■ **WHAT TO WORK ON**:
Find each line in the data below that contains the string "axis" and copy those lines.
..........
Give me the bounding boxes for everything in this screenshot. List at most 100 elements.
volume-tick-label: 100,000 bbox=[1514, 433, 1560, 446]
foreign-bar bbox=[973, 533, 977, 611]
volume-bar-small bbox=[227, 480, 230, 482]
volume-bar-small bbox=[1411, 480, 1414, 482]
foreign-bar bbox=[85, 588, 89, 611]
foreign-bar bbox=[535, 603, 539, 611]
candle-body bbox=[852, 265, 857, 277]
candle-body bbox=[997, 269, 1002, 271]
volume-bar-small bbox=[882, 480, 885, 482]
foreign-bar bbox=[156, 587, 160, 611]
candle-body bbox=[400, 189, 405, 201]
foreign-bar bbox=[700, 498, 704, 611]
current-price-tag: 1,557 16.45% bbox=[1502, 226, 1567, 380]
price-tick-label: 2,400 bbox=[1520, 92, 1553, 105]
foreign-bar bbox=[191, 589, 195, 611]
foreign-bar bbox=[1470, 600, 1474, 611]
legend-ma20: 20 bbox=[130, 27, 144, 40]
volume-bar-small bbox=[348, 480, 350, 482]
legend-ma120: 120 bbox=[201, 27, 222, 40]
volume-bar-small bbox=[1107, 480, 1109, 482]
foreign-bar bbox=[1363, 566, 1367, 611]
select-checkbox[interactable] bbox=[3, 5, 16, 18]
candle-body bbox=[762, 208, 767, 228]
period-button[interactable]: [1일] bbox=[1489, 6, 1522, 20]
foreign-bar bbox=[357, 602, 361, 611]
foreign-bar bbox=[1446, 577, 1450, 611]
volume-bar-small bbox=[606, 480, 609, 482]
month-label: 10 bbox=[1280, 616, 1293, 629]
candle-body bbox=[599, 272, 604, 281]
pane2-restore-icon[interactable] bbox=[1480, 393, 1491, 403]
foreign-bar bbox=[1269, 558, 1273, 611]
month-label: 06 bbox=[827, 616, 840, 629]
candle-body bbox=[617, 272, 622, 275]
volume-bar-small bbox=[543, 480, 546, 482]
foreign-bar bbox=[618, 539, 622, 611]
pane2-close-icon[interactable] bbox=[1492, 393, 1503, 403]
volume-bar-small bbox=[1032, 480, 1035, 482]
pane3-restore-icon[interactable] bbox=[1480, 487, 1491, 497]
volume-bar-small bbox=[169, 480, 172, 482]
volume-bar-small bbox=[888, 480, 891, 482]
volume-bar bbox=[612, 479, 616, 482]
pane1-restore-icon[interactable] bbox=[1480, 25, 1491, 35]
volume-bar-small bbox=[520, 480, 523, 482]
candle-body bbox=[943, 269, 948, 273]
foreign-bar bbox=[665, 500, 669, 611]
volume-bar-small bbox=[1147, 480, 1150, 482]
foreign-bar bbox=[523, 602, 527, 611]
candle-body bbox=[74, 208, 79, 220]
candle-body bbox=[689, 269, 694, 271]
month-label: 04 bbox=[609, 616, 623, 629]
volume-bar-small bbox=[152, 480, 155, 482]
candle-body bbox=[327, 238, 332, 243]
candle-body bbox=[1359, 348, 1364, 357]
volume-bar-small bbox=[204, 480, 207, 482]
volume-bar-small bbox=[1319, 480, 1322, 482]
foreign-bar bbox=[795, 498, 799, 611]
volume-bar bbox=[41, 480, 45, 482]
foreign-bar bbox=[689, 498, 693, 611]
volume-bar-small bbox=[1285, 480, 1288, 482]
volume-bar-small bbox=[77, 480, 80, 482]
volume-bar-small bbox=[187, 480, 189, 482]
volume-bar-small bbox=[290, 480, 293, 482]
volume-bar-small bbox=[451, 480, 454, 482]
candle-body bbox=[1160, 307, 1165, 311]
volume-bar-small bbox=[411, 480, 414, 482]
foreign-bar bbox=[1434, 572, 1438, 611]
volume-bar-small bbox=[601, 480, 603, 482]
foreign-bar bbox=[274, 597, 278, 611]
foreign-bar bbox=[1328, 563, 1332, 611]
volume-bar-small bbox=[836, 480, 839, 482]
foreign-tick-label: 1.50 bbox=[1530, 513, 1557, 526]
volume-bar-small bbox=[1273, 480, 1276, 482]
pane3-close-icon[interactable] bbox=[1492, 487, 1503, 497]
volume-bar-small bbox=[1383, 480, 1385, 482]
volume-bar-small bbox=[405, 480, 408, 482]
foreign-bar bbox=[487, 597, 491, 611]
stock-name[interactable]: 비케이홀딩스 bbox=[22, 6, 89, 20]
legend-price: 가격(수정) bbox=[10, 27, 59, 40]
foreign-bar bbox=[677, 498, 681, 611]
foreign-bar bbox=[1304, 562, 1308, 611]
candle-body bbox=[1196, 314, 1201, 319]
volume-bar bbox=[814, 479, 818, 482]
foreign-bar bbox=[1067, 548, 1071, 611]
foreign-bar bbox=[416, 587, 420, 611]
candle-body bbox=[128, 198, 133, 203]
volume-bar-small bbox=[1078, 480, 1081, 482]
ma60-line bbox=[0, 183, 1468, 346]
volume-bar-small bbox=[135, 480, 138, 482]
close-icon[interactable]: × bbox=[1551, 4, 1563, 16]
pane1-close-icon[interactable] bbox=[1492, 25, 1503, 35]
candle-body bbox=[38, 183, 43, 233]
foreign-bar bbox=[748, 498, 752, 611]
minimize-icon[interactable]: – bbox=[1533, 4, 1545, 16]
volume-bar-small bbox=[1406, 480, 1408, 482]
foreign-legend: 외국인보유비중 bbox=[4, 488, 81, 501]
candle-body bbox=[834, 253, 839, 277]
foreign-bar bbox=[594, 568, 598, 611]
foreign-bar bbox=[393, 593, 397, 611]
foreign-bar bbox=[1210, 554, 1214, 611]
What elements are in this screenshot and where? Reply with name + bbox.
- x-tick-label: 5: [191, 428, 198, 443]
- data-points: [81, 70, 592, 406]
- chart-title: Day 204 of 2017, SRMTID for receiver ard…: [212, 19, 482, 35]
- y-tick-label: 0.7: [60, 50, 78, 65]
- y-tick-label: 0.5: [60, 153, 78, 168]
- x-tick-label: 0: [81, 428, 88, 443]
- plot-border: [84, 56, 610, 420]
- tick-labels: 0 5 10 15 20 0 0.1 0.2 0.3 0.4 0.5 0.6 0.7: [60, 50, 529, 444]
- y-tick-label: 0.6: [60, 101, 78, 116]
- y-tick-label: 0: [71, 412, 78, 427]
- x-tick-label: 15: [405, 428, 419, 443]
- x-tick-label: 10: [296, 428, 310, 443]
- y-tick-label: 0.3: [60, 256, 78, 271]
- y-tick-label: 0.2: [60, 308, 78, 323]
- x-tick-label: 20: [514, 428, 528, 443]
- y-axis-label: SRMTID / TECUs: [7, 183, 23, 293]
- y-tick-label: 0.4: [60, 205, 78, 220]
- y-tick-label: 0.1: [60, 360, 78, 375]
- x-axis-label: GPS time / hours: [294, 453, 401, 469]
..........
■ **IN RESPONSE**:
- y-axis-label: SRMTID / TECUs: [7, 183, 23, 293]
- x-axis-label: GPS time / hours: [294, 453, 401, 469]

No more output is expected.